--- Start EXERCISE INPUTS ---

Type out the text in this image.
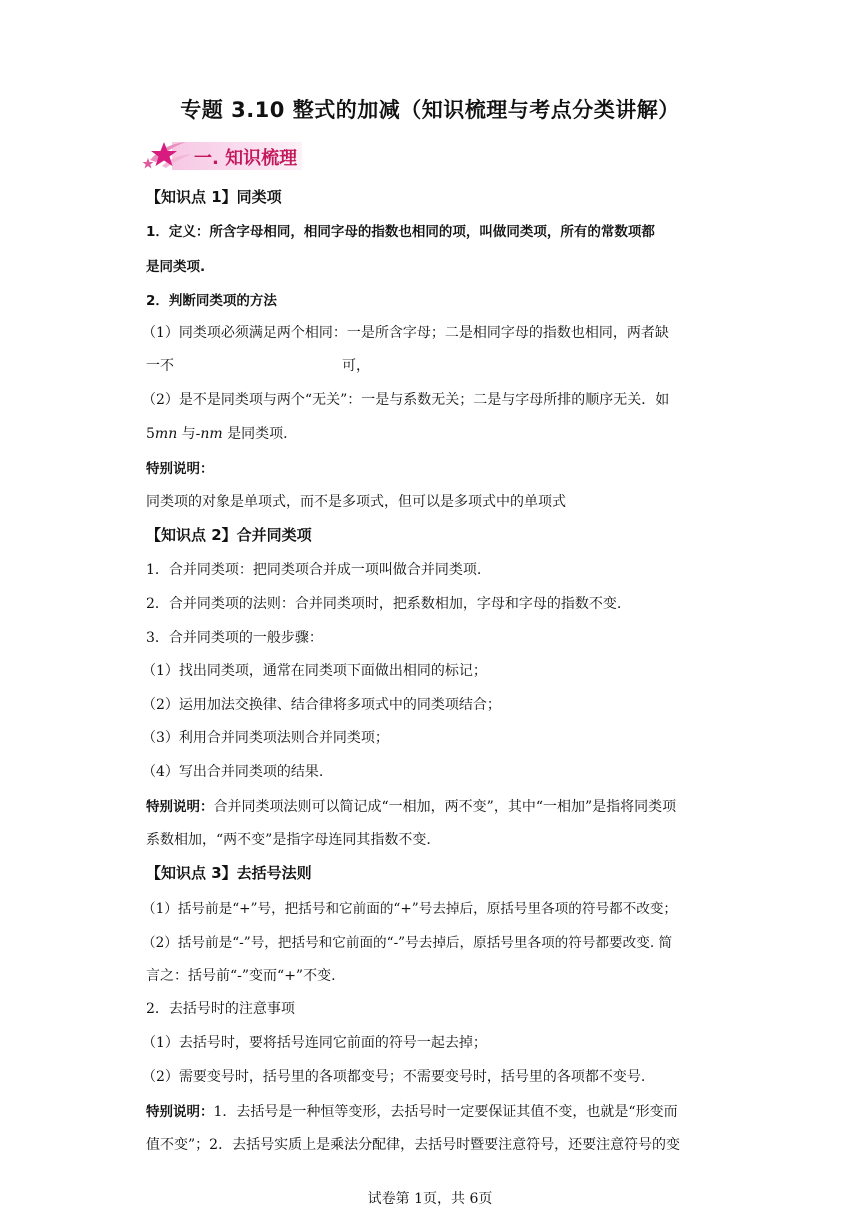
专题 3.10 整式的加减（知识梳理与考点分类讲解）
一. 知识梳理
【知识点 1】同类项
1．定义：所含字母相同，相同字母的指数也相同的项，叫做同类项，所有的常数项都
是同类项.
2．判断同类项的方法
（1）同类项必须满足两个相同：一是所含字母；二是相同字母的指数也相同，两者缺
一不	可，
（2）是不是同类项与两个“无关”：一是与系数无关；二是与字母所排的顺序无关．如
5mn 与-nm 是同类项.
特别说明：
同类项的对象是单项式，而不是多项式，但可以是多项式中的单项式
【知识点 2】合并同类项
1．合并同类项：把同类项合并成一项叫做合并同类项.
2．合并同类项的法则：合并同类项时，把系数相加，字母和字母的指数不变.
3．合并同类项的一般步骤：
（1）找出同类项，通常在同类项下面做出相同的标记；
（2）运用加法交换律、结合律将多项式中的同类项结合；
（3）利用合并同类项法则合并同类项；
（4）写出合并同类项的结果.
特别说明：合并同类项法则可以简记成“一相加，两不变”，其中“一相加”是指将同类项
系数相加，“两不变”是指字母连同其指数不变.
【知识点 3】去括号法则
（1）括号前是“+”号，把括号和它前面的“+”号去掉后，原括号里各项的符号都不改变；
（2）括号前是“-”号，把括号和它前面的“-”号去掉后，原括号里各项的符号都要改变. 简
言之：括号前“-”变而“+”不变.
2．去括号时的注意事项
（1）去括号时，要将括号连同它前面的符号一起去掉；
（2）需要变号时，括号里的各项都变号；不需要变号时，括号里的各项都不变号.
特别说明：1．去括号是一种恒等变形，去括号时一定要保证其值不变，也就是“形变而
值不变”；2．去括号实质上是乘法分配律，去括号时暨要注意符号，还要注意符号的变
试卷第 1页，共 6页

--- End EXERCISE INPUTS ---

-- EXERCISE DIRECTIONS --
Write out each line of the data exactly; the images should be left out.

-- TASK RESPONSE --
Type out the text in this image.
专题 3.10 整式的加减（知识梳理与考点分类讲解）
一. 知识梳理
【知识点 1】同类项
1．定义：所含字母相同，相同字母的指数也相同的项，叫做同类项，所有的常数项都
是同类项.
2．判断同类项的方法
（1）同类项必须满足两个相同：一是所含字母；二是相同字母的指数也相同，两者缺
一不	可，
（2）是不是同类项与两个“无关”：一是与系数无关；二是与字母所排的顺序无关．如
5mn 与-nm 是同类项.
特别说明：
同类项的对象是单项式，而不是多项式，但可以是多项式中的单项式
【知识点 2】合并同类项
1．合并同类项：把同类项合并成一项叫做合并同类项.
2．合并同类项的法则：合并同类项时，把系数相加，字母和字母的指数不变.
3．合并同类项的一般步骤：
（1）找出同类项，通常在同类项下面做出相同的标记；
（2）运用加法交换律、结合律将多项式中的同类项结合；
（3）利用合并同类项法则合并同类项；
（4）写出合并同类项的结果.
特别说明：合并同类项法则可以简记成“一相加，两不变”，其中“一相加”是指将同类项
系数相加，“两不变”是指字母连同其指数不变.
【知识点 3】去括号法则
（1）括号前是“+”号，把括号和它前面的“+”号去掉后，原括号里各项的符号都不改变；
（2）括号前是“-”号，把括号和它前面的“-”号去掉后，原括号里各项的符号都要改变. 简
言之：括号前“-”变而“+”不变.
2．去括号时的注意事项
（1）去括号时，要将括号连同它前面的符号一起去掉；
（2）需要变号时，括号里的各项都变号；不需要变号时，括号里的各项都不变号.
特别说明：1．去括号是一种恒等变形，去括号时一定要保证其值不变，也就是“形变而
值不变”；2．去括号实质上是乘法分配律，去括号时暨要注意符号，还要注意符号的变
试卷第 1页，共 6页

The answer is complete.